* DIRECTIONS FOR THIS TASK *
The records should be written out in full, with nothing altered.

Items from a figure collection
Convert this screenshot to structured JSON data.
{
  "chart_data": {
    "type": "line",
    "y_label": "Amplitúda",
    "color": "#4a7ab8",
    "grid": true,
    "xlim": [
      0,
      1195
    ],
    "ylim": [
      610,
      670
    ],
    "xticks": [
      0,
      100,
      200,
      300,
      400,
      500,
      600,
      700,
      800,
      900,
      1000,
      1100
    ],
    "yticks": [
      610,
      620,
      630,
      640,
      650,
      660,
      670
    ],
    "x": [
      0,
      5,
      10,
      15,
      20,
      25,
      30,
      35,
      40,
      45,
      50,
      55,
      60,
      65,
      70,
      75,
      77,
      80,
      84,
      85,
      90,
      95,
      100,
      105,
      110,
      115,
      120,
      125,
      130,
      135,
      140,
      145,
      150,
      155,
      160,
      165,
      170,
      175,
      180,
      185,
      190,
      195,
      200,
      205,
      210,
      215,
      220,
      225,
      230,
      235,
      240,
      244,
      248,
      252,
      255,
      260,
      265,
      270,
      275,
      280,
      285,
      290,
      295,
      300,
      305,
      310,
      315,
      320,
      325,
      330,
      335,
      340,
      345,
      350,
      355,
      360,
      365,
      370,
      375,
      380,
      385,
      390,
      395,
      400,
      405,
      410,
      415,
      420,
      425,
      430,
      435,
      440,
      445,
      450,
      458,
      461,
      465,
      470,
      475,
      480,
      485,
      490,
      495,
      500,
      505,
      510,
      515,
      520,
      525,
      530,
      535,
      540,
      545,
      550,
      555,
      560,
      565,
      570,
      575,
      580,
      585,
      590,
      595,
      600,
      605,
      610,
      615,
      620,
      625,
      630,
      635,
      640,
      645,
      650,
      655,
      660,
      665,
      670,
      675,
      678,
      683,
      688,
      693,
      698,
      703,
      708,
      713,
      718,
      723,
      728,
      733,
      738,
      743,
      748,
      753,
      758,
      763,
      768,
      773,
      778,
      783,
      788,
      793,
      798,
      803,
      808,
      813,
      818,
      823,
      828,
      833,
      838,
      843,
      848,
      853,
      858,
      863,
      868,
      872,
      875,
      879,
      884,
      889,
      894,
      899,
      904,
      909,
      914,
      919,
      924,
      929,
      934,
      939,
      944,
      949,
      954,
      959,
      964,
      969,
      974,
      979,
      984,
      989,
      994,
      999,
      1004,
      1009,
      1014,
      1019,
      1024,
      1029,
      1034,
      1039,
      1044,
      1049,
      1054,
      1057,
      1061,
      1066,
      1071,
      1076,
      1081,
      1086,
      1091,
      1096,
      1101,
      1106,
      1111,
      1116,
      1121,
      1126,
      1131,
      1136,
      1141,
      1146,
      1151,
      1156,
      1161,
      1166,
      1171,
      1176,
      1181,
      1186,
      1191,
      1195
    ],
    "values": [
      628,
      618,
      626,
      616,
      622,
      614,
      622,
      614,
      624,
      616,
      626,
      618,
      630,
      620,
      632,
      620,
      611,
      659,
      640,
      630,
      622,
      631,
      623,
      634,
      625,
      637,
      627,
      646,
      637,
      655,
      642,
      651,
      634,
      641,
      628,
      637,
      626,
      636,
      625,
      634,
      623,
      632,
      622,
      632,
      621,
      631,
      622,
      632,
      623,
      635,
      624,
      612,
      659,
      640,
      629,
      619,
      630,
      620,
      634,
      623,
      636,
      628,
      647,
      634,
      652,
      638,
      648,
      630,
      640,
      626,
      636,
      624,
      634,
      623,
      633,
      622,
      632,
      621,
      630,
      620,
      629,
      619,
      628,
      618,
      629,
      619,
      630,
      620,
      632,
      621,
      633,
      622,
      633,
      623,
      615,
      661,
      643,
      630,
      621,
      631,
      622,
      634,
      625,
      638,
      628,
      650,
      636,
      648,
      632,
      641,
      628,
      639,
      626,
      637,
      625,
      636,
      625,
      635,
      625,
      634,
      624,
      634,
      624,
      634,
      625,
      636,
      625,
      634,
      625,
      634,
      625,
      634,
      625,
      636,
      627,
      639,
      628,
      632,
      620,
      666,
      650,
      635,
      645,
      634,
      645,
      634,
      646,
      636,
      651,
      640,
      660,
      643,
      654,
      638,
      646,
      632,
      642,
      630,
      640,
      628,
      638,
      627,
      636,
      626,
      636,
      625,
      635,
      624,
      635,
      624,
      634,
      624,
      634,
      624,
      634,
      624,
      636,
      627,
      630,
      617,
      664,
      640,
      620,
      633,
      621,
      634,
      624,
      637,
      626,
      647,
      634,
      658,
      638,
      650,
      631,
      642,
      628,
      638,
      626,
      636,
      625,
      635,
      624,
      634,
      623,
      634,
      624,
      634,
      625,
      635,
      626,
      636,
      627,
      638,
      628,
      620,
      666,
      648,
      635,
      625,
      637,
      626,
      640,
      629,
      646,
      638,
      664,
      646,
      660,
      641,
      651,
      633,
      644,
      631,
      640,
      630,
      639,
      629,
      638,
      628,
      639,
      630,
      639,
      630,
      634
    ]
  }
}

* REPLY TO THE EXERCISE *
Convert this screenshot to structured JSON data.
{
  "chart_data": {
    "type": "line",
    "y_label": "Amplitúda",
    "color": "#4a7ab8",
    "grid": true,
    "xlim": [
      0,
      1195
    ],
    "ylim": [
      610,
      670
    ],
    "xticks": [
      0,
      100,
      200,
      300,
      400,
      500,
      600,
      700,
      800,
      900,
      1000,
      1100
    ],
    "yticks": [
      610,
      620,
      630,
      640,
      650,
      660,
      670
    ],
    "x": [
      0,
      5,
      10,
      15,
      20,
      25,
      30,
      35,
      40,
      45,
      50,
      55,
      60,
      65,
      70,
      75,
      77,
      80,
      84,
      85,
      90,
      95,
      100,
      105,
      110,
      115,
      120,
      125,
      130,
      135,
      140,
      145,
      150,
      155,
      160,
      165,
      170,
      175,
      180,
      185,
      190,
      195,
      200,
      205,
      210,
      215,
      220,
      225,
      230,
      235,
      240,
      244,
      248,
      252,
      255,
      260,
      265,
      270,
      275,
      280,
      285,
      290,
      295,
      300,
      305,
      310,
      315,
      320,
      325,
      330,
      335,
      340,
      345,
      350,
      355,
      360,
      365,
      370,
      375,
      380,
      385,
      390,
      395,
      400,
      405,
      410,
      415,
      420,
      425,
      430,
      435,
      440,
      445,
      450,
      458,
      461,
      465,
      470,
      475,
      480,
      485,
      490,
      495,
      500,
      505,
      510,
      515,
      520,
      525,
      530,
      535,
      540,
      545,
      550,
      555,
      560,
      565,
      570,
      575,
      580,
      585,
      590,
      595,
      600,
      605,
      610,
      615,
      620,
      625,
      630,
      635,
      640,
      645,
      650,
      655,
      660,
      665,
      670,
      675,
      678,
      683,
      688,
      693,
      698,
      703,
      708,
      713,
      718,
      723,
      728,
      733,
      738,
      743,
      748,
      753,
      758,
      763,
      768,
      773,
      778,
      783,
      788,
      793,
      798,
      803,
      808,
      813,
      818,
      823,
      828,
      833,
      838,
      843,
      848,
      853,
      858,
      863,
      868,
      872,
      875,
      879,
      884,
      889,
      894,
      899,
      904,
      909,
      914,
      919,
      924,
      929,
      934,
      939,
      944,
      949,
      954,
      959,
      964,
      969,
      974,
      979,
      984,
      989,
      994,
      999,
      1004,
      1009,
      1014,
      1019,
      1024,
      1029,
      1034,
      1039,
      1044,
      1049,
      1054,
      1057,
      1061,
      1066,
      1071,
      1076,
      1081,
      1086,
      1091,
      1096,
      1101,
      1106,
      1111,
      1116,
      1121,
      1126,
      1131,
      1136,
      1141,
      1146,
      1151,
      1156,
      1161,
      1166,
      1171,
      1176,
      1181,
      1186,
      1191,
      1195
    ],
    "values": [
      628,
      618,
      626,
      616,
      622,
      614,
      622,
      614,
      624,
      616,
      626,
      618,
      630,
      620,
      632,
      620,
      611,
      659,
      640,
      630,
      622,
      631,
      623,
      634,
      625,
      637,
      627,
      646,
      637,
      655,
      642,
      651,
      634,
      641,
      628,
      637,
      626,
      636,
      625,
      634,
      623,
      632,
      622,
      632,
      621,
      631,
      622,
      632,
      623,
      635,
      624,
      612,
      659,
      640,
      629,
      619,
      630,
      620,
      634,
      623,
      636,
      628,
      647,
      634,
      652,
      638,
      648,
      630,
      640,
      626,
      636,
      624,
      634,
      623,
      633,
      622,
      632,
      621,
      630,
      620,
      629,
      619,
      628,
      618,
      629,
      619,
      630,
      620,
      632,
      621,
      633,
      622,
      633,
      623,
      615,
      661,
      643,
      630,
      621,
      631,
      622,
      634,
      625,
      638,
      628,
      650,
      636,
      648,
      632,
      641,
      628,
      639,
      626,
      637,
      625,
      636,
      625,
      635,
      625,
      634,
      624,
      634,
      624,
      634,
      625,
      636,
      625,
      634,
      625,
      634,
      625,
      634,
      625,
      636,
      627,
      639,
      628,
      632,
      620,
      666,
      650,
      635,
      645,
      634,
      645,
      634,
      646,
      636,
      651,
      640,
      660,
      643,
      654,
      638,
      646,
      632,
      642,
      630,
      640,
      628,
      638,
      627,
      636,
      626,
      636,
      625,
      635,
      624,
      635,
      624,
      634,
      624,
      634,
      624,
      634,
      624,
      636,
      627,
      630,
      617,
      664,
      640,
      620,
      633,
      621,
      634,
      624,
      637,
      626,
      647,
      634,
      658,
      638,
      650,
      631,
      642,
      628,
      638,
      626,
      636,
      625,
      635,
      624,
      634,
      623,
      634,
      624,
      634,
      625,
      635,
      626,
      636,
      627,
      638,
      628,
      620,
      666,
      648,
      635,
      625,
      637,
      626,
      640,
      629,
      646,
      638,
      664,
      646,
      660,
      641,
      651,
      633,
      644,
      631,
      640,
      630,
      639,
      629,
      638,
      628,
      639,
      630,
      639,
      630,
      634
    ]
  }
}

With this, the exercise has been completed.